Required task — Every line below is to be quoted exactly, with nothing added or dropped.
╭─ Data to process
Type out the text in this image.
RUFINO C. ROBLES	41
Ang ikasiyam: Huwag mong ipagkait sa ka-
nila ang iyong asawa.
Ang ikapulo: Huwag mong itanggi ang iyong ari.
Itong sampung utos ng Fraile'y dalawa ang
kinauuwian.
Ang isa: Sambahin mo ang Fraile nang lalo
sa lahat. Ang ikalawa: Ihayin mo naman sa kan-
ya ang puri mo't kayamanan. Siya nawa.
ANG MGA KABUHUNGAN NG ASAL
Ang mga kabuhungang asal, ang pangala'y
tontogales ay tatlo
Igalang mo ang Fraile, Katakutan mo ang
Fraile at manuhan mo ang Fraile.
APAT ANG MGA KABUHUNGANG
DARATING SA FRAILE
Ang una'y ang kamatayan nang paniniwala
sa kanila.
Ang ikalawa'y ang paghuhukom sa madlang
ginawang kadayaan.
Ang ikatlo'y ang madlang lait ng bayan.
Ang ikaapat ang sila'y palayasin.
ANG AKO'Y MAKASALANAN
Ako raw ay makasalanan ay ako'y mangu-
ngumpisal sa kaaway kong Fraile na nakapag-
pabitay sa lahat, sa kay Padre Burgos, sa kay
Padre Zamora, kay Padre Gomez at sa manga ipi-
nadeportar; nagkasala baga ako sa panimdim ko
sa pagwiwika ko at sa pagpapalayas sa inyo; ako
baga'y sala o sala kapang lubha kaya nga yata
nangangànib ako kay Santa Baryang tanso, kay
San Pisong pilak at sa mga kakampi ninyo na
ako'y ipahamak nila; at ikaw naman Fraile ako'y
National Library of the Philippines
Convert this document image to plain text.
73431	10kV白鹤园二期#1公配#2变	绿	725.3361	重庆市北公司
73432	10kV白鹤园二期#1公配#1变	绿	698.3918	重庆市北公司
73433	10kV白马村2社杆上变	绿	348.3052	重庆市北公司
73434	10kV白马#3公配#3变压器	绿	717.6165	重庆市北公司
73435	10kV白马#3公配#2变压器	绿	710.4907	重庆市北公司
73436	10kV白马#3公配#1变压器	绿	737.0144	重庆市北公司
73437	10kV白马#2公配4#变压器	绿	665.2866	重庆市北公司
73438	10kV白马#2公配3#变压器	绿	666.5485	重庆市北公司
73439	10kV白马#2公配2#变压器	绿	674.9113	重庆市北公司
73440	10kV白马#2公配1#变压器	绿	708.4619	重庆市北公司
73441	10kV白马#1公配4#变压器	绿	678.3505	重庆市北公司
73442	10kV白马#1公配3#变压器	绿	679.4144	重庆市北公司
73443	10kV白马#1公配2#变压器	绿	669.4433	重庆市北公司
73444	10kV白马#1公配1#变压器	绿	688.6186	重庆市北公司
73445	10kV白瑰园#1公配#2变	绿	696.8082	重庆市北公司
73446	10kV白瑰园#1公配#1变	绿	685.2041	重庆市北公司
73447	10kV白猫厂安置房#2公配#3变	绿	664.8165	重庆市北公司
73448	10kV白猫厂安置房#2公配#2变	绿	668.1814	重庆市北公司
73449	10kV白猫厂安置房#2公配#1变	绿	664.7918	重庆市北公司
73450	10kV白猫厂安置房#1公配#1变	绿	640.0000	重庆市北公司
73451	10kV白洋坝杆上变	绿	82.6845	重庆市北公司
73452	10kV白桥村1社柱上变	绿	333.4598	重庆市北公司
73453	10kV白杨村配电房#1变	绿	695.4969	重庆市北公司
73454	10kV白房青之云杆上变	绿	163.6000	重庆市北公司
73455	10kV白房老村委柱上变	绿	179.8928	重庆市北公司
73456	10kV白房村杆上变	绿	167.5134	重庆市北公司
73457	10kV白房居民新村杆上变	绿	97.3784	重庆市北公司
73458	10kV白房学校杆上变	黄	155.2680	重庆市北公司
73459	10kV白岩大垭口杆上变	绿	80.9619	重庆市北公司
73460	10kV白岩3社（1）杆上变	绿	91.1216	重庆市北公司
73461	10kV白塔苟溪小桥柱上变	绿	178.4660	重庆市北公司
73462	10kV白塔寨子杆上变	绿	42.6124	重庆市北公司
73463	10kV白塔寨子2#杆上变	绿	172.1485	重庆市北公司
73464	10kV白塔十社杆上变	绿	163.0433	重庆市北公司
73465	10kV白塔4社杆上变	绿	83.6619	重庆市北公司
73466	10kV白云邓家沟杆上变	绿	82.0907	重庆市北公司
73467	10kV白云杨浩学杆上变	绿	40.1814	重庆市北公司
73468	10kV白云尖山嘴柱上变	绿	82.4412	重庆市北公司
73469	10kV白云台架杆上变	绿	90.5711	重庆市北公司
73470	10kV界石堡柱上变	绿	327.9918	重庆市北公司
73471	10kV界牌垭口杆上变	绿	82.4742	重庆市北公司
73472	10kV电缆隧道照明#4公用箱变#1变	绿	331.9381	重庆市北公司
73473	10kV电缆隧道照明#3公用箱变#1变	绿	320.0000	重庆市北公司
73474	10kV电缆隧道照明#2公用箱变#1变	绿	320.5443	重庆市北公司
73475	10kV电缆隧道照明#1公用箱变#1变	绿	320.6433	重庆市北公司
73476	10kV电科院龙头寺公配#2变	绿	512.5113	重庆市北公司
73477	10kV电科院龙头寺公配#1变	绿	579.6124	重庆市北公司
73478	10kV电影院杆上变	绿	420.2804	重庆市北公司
╰─
Task response —
Type out the text in this image.
RUFINO C. ROBLES	41
Ang ikasiyam: Huwag mong ipagkait sa ka-
nila ang iyong asawa.
Ang ikapulo: Huwag mong itanggi ang iyong ari.
Itong sampung utos ng Fraile'y dalawa ang
kinauuwian.
Ang isa: Sambahin mo ang Fraile nang lalo
sa lahat. Ang ikalawa: Ihayin mo naman sa kan-
ya ang puri mo't kayamanan. Siya nawa.
ANG MGA KABUHUNGAN NG ASAL
Ang mga kabuhungang asal, ang pangala'y
tontogales ay tatlo
Igalang mo ang Fraile, Katakutan mo ang
Fraile at manuhan mo ang Fraile.
APAT ANG MGA KABUHUNGANG
DARATING SA FRAILE
Ang una'y ang kamatayan nang paniniwala
sa kanila.
Ang ikalawa'y ang paghuhukom sa madlang
ginawang kadayaan.
Ang ikatlo'y ang madlang lait ng bayan.
Ang ikaapat ang sila'y palayasin.
ANG AKO'Y MAKASALANAN
Ako raw ay makasalanan ay ako'y mangu-
ngumpisal sa kaaway kong Fraile na nakapag-
pabitay sa lahat, sa kay Padre Burgos, sa kay
Padre Zamora, kay Padre Gomez at sa manga ipi-
nadeportar; nagkasala baga ako sa panimdim ko
sa pagwiwika ko at sa pagpapalayas sa inyo; ako
baga'y sala o sala kapang lubha kaya nga yata
nangangànib ako kay Santa Baryang tanso, kay
San Pisong pilak at sa mga kakampi ninyo na
ako'y ipahamak nila; at ikaw naman Fraile ako'y
National Library of the Philippines
Convert this document image to plain text.
73431	10kV白鹤园二期#1公配#2变	绿	725.3361	重庆市北公司
73432	10kV白鹤园二期#1公配#1变	绿	698.3918	重庆市北公司
73433	10kV白马村2社杆上变	绿	348.3052	重庆市北公司
73434	10kV白马#3公配#3变压器	绿	717.6165	重庆市北公司
73435	10kV白马#3公配#2变压器	绿	710.4907	重庆市北公司
73436	10kV白马#3公配#1变压器	绿	737.0144	重庆市北公司
73437	10kV白马#2公配4#变压器	绿	665.2866	重庆市北公司
73438	10kV白马#2公配3#变压器	绿	666.5485	重庆市北公司
73439	10kV白马#2公配2#变压器	绿	674.9113	重庆市北公司
73440	10kV白马#2公配1#变压器	绿	708.4619	重庆市北公司
73441	10kV白马#1公配4#变压器	绿	678.3505	重庆市北公司
73442	10kV白马#1公配3#变压器	绿	679.4144	重庆市北公司
73443	10kV白马#1公配2#变压器	绿	669.4433	重庆市北公司
73444	10kV白马#1公配1#变压器	绿	688.6186	重庆市北公司
73445	10kV白瑰园#1公配#2变	绿	696.8082	重庆市北公司
73446	10kV白瑰园#1公配#1变	绿	685.2041	重庆市北公司
73447	10kV白猫厂安置房#2公配#3变	绿	664.8165	重庆市北公司
73448	10kV白猫厂安置房#2公配#2变	绿	668.1814	重庆市北公司
73449	10kV白猫厂安置房#2公配#1变	绿	664.7918	重庆市北公司
73450	10kV白猫厂安置房#1公配#1变	绿	640.0000	重庆市北公司
73451	10kV白洋坝杆上变	绿	82.6845	重庆市北公司
73452	10kV白桥村1社柱上变	绿	333.4598	重庆市北公司
73453	10kV白杨村配电房#1变	绿	695.4969	重庆市北公司
73454	10kV白房青之云杆上变	绿	163.6000	重庆市北公司
73455	10kV白房老村委柱上变	绿	179.8928	重庆市北公司
73456	10kV白房村杆上变	绿	167.5134	重庆市北公司
73457	10kV白房居民新村杆上变	绿	97.3784	重庆市北公司
73458	10kV白房学校杆上变	黄	155.2680	重庆市北公司
73459	10kV白岩大垭口杆上变	绿	80.9619	重庆市北公司
73460	10kV白岩3社（1）杆上变	绿	91.1216	重庆市北公司
73461	10kV白塔苟溪小桥柱上变	绿	178.4660	重庆市北公司
73462	10kV白塔寨子杆上变	绿	42.6124	重庆市北公司
73463	10kV白塔寨子2#杆上变	绿	172.1485	重庆市北公司
73464	10kV白塔十社杆上变	绿	163.0433	重庆市北公司
73465	10kV白塔4社杆上变	绿	83.6619	重庆市北公司
73466	10kV白云邓家沟杆上变	绿	82.0907	重庆市北公司
73467	10kV白云杨浩学杆上变	绿	40.1814	重庆市北公司
73468	10kV白云尖山嘴柱上变	绿	82.4412	重庆市北公司
73469	10kV白云台架杆上变	绿	90.5711	重庆市北公司
73470	10kV界石堡柱上变	绿	327.9918	重庆市北公司
73471	10kV界牌垭口杆上变	绿	82.4742	重庆市北公司
73472	10kV电缆隧道照明#4公用箱变#1变	绿	331.9381	重庆市北公司
73473	10kV电缆隧道照明#3公用箱变#1变	绿	320.0000	重庆市北公司
73474	10kV电缆隧道照明#2公用箱变#1变	绿	320.5443	重庆市北公司
73475	10kV电缆隧道照明#1公用箱变#1变	绿	320.6433	重庆市北公司
73476	10kV电科院龙头寺公配#2变	绿	512.5113	重庆市北公司
73477	10kV电科院龙头寺公配#1变	绿	579.6124	重庆市北公司
73478	10kV电影院杆上变	绿	420.2804	重庆市北公司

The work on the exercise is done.